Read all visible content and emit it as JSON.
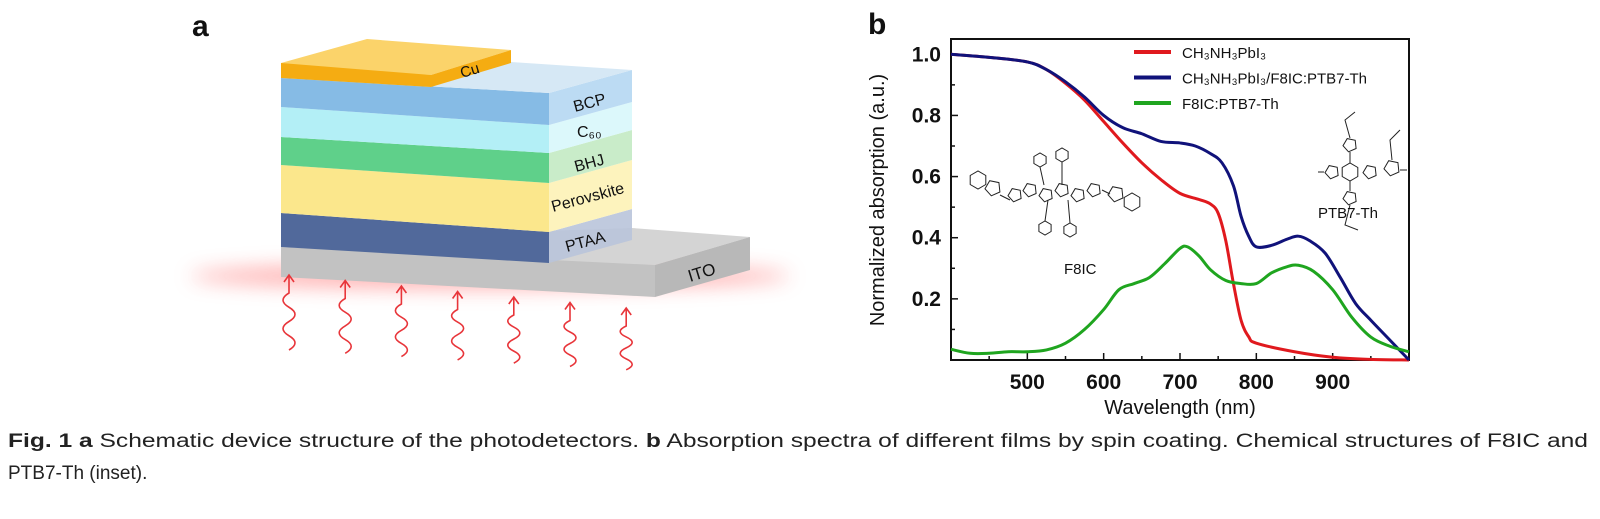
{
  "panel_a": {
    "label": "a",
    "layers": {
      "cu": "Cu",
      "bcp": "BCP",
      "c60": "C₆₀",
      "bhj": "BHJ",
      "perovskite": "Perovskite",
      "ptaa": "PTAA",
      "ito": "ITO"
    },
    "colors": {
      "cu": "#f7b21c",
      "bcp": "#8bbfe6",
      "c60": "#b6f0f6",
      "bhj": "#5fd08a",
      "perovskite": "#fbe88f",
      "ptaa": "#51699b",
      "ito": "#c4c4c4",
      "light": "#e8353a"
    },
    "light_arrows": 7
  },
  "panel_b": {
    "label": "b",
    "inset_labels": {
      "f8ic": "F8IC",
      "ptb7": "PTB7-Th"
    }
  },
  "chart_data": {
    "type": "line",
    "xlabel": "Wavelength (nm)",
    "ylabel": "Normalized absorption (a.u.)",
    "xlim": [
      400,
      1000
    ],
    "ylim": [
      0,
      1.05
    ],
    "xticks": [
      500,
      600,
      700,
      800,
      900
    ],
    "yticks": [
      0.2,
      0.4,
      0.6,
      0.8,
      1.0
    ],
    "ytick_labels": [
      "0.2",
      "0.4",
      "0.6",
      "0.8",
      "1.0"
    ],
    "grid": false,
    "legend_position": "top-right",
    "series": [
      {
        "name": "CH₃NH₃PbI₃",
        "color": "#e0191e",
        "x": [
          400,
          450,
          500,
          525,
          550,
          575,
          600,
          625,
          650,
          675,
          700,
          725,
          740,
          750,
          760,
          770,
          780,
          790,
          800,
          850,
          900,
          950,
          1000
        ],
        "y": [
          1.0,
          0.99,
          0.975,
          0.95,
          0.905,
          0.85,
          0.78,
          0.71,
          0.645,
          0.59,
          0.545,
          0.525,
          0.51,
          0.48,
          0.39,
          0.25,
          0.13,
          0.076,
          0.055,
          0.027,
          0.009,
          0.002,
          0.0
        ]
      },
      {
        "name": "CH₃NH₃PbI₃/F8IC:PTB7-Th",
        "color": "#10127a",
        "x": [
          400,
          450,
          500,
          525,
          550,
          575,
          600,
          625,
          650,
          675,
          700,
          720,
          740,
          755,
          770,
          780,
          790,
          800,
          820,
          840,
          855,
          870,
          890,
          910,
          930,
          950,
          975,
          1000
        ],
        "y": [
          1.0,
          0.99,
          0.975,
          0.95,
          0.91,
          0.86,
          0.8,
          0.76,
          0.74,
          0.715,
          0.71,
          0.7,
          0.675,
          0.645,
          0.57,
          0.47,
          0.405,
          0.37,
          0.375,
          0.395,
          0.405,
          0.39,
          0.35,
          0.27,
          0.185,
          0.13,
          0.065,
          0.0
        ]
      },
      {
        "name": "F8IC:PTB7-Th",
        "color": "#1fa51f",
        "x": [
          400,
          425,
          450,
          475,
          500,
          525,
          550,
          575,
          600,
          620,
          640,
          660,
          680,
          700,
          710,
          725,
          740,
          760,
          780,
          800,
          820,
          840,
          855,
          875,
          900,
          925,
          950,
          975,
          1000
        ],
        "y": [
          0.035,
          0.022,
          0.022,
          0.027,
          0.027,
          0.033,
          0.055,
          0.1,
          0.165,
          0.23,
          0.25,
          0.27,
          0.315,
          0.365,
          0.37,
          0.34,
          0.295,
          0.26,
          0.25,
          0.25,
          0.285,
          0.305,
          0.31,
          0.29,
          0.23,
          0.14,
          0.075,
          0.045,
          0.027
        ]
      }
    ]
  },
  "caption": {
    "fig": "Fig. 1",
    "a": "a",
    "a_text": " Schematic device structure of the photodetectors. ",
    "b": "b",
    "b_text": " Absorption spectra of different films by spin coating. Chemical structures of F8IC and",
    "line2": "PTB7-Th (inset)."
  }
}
--------------------------------------------------
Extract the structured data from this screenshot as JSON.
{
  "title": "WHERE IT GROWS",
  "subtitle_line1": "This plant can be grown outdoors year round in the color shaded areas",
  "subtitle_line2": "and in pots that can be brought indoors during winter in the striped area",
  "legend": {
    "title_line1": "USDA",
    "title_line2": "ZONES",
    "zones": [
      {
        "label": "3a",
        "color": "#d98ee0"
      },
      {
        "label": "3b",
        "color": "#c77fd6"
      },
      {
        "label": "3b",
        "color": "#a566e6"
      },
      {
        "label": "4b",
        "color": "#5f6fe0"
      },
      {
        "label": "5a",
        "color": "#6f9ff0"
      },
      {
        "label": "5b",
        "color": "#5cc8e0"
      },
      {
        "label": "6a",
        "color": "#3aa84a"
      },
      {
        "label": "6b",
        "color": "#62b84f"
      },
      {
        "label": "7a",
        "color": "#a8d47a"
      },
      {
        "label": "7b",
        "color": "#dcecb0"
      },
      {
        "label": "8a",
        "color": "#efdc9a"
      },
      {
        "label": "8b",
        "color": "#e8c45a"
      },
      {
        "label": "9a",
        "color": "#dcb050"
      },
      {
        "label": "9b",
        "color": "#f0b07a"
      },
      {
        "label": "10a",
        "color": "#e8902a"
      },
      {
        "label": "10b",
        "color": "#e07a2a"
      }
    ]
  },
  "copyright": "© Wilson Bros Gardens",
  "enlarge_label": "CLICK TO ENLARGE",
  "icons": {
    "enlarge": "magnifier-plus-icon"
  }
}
--------------------------------------------------
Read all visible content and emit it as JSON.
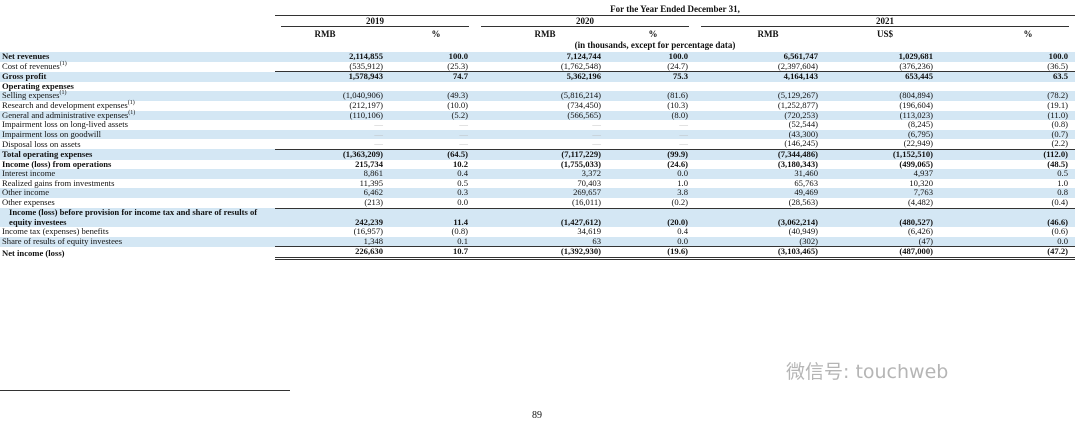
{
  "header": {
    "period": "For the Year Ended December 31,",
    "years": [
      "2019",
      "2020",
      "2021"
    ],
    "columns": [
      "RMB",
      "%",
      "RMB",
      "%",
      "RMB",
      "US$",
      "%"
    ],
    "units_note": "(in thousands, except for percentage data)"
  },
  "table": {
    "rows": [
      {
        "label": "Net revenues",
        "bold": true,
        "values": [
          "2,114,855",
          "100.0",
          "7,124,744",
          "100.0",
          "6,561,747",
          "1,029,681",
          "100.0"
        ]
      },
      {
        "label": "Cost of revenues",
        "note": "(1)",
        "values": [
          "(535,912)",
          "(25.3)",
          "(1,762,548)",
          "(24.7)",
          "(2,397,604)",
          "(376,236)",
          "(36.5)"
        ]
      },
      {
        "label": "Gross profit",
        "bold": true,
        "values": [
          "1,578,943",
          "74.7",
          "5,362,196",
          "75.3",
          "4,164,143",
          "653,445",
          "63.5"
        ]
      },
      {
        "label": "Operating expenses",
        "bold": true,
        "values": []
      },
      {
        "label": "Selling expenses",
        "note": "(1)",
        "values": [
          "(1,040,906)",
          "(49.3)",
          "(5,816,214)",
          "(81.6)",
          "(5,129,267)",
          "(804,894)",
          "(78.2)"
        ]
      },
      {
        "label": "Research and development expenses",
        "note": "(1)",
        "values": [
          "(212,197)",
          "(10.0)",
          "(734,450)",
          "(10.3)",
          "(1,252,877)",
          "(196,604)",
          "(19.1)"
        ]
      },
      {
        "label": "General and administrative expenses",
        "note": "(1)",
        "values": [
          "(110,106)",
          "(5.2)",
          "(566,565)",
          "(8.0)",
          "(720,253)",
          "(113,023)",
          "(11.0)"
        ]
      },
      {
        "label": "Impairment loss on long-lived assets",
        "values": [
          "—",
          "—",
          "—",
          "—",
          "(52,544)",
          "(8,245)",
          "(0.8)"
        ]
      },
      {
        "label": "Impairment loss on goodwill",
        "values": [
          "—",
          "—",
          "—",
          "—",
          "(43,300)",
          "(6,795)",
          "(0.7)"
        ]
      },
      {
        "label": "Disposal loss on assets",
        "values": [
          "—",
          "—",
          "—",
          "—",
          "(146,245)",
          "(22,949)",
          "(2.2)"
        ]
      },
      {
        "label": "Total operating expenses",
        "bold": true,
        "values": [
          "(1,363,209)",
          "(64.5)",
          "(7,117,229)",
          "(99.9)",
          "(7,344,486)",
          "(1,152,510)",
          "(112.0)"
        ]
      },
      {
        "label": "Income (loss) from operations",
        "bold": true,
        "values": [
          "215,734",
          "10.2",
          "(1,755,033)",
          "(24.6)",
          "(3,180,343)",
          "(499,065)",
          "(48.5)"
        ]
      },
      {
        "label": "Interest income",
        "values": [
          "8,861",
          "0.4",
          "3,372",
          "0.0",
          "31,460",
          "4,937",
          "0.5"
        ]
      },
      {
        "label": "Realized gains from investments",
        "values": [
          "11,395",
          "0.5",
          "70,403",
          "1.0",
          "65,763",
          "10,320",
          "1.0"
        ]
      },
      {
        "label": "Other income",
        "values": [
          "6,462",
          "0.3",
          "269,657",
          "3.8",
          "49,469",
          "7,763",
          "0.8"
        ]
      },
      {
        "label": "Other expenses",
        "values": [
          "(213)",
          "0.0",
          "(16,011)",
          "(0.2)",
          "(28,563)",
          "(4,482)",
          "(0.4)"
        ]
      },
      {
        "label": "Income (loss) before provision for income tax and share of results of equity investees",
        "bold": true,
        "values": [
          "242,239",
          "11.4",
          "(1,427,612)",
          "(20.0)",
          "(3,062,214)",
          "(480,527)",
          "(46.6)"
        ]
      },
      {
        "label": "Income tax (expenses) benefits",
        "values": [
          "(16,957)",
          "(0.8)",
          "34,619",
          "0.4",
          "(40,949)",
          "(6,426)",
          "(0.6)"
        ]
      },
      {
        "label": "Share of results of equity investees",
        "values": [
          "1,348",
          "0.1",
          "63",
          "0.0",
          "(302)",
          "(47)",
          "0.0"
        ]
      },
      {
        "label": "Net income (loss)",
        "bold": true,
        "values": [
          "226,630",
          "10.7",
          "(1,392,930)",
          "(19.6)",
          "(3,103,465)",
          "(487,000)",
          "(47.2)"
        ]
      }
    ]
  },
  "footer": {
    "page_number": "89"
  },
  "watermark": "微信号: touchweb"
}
--------------------------------------------------
The required answer is a single number: the count of lines in the entries that hold the string "Impairment".

2